* **Problem details**:
Identify the lines holding "pour" and copy them.

(Dataset rows about figures)
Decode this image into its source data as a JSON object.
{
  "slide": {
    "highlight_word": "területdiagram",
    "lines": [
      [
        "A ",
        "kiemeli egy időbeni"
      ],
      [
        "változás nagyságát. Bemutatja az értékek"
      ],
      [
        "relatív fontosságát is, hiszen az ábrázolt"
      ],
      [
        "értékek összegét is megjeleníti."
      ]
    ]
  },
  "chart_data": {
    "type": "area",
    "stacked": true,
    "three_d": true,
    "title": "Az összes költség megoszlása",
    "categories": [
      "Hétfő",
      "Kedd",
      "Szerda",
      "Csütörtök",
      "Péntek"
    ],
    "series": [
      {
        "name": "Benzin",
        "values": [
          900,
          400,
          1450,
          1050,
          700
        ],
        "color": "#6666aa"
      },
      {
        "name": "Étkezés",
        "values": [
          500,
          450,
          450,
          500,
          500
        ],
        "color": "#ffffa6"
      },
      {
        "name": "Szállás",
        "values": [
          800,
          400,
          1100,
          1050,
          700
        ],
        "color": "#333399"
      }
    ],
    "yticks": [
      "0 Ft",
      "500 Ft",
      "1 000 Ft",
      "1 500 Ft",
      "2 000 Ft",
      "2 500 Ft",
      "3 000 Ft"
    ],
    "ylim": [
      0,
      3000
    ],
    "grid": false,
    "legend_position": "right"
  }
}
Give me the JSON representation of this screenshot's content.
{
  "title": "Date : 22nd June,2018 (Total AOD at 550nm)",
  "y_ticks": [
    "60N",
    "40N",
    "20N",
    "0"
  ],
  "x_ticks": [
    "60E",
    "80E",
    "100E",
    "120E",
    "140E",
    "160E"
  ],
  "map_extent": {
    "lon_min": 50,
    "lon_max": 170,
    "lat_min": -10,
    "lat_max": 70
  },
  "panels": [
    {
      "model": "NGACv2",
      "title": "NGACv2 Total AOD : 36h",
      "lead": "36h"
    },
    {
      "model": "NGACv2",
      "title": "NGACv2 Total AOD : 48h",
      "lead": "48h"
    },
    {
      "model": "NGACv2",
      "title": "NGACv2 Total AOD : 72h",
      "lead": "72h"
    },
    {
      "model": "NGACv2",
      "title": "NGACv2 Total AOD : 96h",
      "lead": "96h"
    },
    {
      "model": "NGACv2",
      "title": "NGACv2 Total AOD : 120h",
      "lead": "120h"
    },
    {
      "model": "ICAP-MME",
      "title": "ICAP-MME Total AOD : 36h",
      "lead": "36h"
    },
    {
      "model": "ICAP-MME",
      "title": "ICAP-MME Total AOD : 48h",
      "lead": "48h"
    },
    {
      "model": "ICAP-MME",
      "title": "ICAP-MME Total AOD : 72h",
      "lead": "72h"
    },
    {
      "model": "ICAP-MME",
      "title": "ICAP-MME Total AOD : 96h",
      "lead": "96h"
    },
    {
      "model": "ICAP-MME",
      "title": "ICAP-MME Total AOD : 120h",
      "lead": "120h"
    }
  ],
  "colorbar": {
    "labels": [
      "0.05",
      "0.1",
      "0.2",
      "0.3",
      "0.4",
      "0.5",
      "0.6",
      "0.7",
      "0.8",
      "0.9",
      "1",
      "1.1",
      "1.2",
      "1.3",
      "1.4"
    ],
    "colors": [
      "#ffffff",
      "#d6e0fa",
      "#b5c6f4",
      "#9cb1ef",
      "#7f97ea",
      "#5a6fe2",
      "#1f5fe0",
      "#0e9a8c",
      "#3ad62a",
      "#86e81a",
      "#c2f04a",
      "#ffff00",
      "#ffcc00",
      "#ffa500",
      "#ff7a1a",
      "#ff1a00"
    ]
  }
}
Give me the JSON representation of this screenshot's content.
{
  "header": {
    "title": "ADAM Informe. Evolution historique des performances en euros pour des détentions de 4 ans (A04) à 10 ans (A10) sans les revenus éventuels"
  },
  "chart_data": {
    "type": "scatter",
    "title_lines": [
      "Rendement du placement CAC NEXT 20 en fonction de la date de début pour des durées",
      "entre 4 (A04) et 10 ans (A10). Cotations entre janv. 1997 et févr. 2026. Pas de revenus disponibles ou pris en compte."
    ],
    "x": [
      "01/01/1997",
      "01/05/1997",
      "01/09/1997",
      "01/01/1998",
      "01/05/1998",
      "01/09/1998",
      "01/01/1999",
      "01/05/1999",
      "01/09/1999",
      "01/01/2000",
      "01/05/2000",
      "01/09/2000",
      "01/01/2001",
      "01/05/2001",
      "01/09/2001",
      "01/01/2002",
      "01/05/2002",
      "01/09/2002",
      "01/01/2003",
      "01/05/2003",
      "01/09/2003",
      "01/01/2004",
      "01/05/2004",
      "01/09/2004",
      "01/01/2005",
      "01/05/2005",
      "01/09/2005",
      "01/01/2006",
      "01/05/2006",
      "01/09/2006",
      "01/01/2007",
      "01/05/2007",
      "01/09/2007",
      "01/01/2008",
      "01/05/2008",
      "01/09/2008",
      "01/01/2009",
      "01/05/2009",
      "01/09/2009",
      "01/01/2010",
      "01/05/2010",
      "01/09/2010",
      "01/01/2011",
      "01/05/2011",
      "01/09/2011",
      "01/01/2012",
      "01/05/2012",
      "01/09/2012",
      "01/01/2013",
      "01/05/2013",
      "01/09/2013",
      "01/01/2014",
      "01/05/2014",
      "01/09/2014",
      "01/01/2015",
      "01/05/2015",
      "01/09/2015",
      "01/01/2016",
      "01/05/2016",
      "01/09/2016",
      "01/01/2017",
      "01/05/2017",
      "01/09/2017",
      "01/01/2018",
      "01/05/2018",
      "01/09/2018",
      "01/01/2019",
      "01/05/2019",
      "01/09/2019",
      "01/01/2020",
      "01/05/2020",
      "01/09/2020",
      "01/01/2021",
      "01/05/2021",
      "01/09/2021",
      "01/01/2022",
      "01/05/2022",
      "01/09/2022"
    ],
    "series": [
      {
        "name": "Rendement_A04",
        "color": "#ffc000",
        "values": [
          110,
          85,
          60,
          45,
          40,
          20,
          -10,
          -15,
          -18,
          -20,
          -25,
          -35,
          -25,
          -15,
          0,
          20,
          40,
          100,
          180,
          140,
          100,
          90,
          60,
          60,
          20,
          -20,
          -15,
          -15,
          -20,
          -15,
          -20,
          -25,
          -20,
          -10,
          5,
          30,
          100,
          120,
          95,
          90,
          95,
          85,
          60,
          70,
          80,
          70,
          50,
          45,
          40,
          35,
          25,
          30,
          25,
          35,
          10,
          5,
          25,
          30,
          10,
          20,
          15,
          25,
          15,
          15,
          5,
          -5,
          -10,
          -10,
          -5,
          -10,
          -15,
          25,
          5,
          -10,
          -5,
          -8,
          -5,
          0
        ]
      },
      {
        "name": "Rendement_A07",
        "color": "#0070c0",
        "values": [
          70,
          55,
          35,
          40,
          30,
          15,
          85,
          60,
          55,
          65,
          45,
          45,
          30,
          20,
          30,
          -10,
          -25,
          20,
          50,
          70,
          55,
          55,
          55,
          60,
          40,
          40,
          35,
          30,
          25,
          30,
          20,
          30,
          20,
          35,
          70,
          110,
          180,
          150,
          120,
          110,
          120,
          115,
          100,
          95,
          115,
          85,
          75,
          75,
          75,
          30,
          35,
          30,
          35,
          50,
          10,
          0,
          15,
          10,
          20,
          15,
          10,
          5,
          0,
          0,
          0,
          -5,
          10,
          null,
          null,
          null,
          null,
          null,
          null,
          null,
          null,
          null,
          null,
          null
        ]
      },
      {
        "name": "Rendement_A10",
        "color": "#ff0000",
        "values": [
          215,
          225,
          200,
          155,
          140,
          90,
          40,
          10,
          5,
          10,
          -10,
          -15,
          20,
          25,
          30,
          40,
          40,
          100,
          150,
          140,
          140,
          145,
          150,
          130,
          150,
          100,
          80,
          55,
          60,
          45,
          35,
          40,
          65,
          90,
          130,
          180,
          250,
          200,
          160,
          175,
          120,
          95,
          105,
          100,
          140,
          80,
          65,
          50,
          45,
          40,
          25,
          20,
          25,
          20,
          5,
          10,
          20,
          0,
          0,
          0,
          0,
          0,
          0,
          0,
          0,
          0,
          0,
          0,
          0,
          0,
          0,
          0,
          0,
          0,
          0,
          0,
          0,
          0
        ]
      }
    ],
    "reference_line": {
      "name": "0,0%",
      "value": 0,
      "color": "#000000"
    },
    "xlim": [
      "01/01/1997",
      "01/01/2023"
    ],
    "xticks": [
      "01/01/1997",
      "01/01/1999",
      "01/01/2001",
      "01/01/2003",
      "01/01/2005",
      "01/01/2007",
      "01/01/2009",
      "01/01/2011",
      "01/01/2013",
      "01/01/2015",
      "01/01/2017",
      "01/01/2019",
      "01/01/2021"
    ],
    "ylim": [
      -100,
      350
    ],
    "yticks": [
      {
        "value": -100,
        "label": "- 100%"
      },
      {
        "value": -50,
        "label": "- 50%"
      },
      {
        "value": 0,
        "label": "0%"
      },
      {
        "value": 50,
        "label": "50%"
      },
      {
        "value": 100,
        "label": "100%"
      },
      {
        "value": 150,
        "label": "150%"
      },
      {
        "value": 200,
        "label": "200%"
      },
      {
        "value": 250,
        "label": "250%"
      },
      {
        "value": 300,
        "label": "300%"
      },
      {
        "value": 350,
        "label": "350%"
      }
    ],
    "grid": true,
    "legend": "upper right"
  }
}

* **Problem solution**:
    "title": "ADAM Informe. Evolution historique des performances en euros pour des détentions de 4 ans (A04) à 10 ans (A10) sans les revenus éventuels"
      "Rendement du placement CAC NEXT 20 en fonction de la date de début pour des durées",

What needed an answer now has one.